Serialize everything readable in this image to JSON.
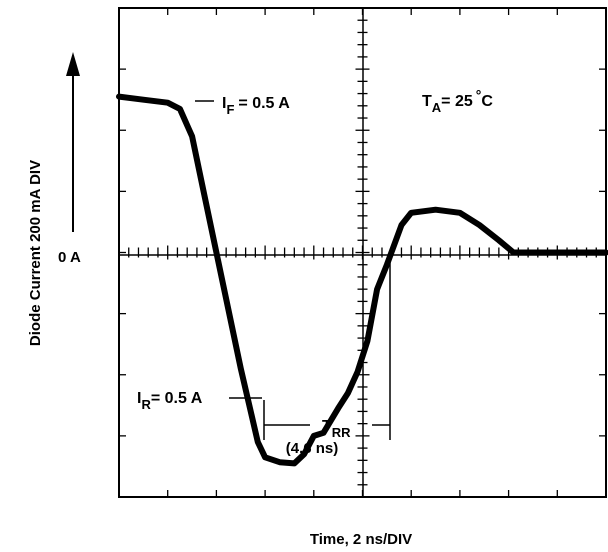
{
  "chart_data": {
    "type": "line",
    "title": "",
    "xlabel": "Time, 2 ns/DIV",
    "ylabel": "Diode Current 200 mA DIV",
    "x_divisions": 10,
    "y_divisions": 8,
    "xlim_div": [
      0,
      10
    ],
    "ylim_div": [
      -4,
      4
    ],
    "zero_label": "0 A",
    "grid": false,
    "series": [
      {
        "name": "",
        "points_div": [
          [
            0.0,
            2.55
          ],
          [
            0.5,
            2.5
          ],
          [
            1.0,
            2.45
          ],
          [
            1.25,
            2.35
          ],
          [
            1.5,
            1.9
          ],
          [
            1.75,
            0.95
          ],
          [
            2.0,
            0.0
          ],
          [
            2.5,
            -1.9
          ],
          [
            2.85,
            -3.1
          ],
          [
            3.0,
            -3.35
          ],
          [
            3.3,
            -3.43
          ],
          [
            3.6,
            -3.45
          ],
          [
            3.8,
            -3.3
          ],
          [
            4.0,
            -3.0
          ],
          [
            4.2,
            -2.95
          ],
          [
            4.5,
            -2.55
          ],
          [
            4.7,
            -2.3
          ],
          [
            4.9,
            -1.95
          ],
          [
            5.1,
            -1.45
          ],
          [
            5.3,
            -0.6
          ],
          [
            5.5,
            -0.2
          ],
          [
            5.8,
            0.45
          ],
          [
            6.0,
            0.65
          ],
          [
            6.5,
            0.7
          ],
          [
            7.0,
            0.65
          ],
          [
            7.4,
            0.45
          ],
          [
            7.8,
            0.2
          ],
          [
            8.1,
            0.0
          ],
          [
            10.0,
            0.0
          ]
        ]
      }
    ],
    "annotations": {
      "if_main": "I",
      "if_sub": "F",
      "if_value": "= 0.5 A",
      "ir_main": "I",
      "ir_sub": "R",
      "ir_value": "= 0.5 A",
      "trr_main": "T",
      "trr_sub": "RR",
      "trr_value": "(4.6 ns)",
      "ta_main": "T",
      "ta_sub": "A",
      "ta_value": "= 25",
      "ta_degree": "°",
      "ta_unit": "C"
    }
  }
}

• [Written task]: Transcribe the whole listing exactly. Pictures stay out of your copy.

• [Response to this task]:
Serialize everything readable in this image to JSON.
{
  "chart_data": {
    "type": "line",
    "title": "",
    "xlabel": "Time, 2 ns/DIV",
    "ylabel": "Diode Current 200 mA DIV",
    "x_divisions": 10,
    "y_divisions": 8,
    "xlim_div": [
      0,
      10
    ],
    "ylim_div": [
      -4,
      4
    ],
    "zero_label": "0 A",
    "grid": false,
    "series": [
      {
        "name": "",
        "points_div": [
          [
            0.0,
            2.55
          ],
          [
            0.5,
            2.5
          ],
          [
            1.0,
            2.45
          ],
          [
            1.25,
            2.35
          ],
          [
            1.5,
            1.9
          ],
          [
            1.75,
            0.95
          ],
          [
            2.0,
            0.0
          ],
          [
            2.5,
            -1.9
          ],
          [
            2.85,
            -3.1
          ],
          [
            3.0,
            -3.35
          ],
          [
            3.3,
            -3.43
          ],
          [
            3.6,
            -3.45
          ],
          [
            3.8,
            -3.3
          ],
          [
            4.0,
            -3.0
          ],
          [
            4.2,
            -2.95
          ],
          [
            4.5,
            -2.55
          ],
          [
            4.7,
            -2.3
          ],
          [
            4.9,
            -1.95
          ],
          [
            5.1,
            -1.45
          ],
          [
            5.3,
            -0.6
          ],
          [
            5.5,
            -0.2
          ],
          [
            5.8,
            0.45
          ],
          [
            6.0,
            0.65
          ],
          [
            6.5,
            0.7
          ],
          [
            7.0,
            0.65
          ],
          [
            7.4,
            0.45
          ],
          [
            7.8,
            0.2
          ],
          [
            8.1,
            0.0
          ],
          [
            10.0,
            0.0
          ]
        ]
      }
    ],
    "annotations": {
      "if_main": "I",
      "if_sub": "F",
      "if_value": "= 0.5 A",
      "ir_main": "I",
      "ir_sub": "R",
      "ir_value": "= 0.5 A",
      "trr_main": "T",
      "trr_sub": "RR",
      "trr_value": "(4.6 ns)",
      "ta_main": "T",
      "ta_sub": "A",
      "ta_value": "= 25",
      "ta_degree": "°",
      "ta_unit": "C"
    }
  }
}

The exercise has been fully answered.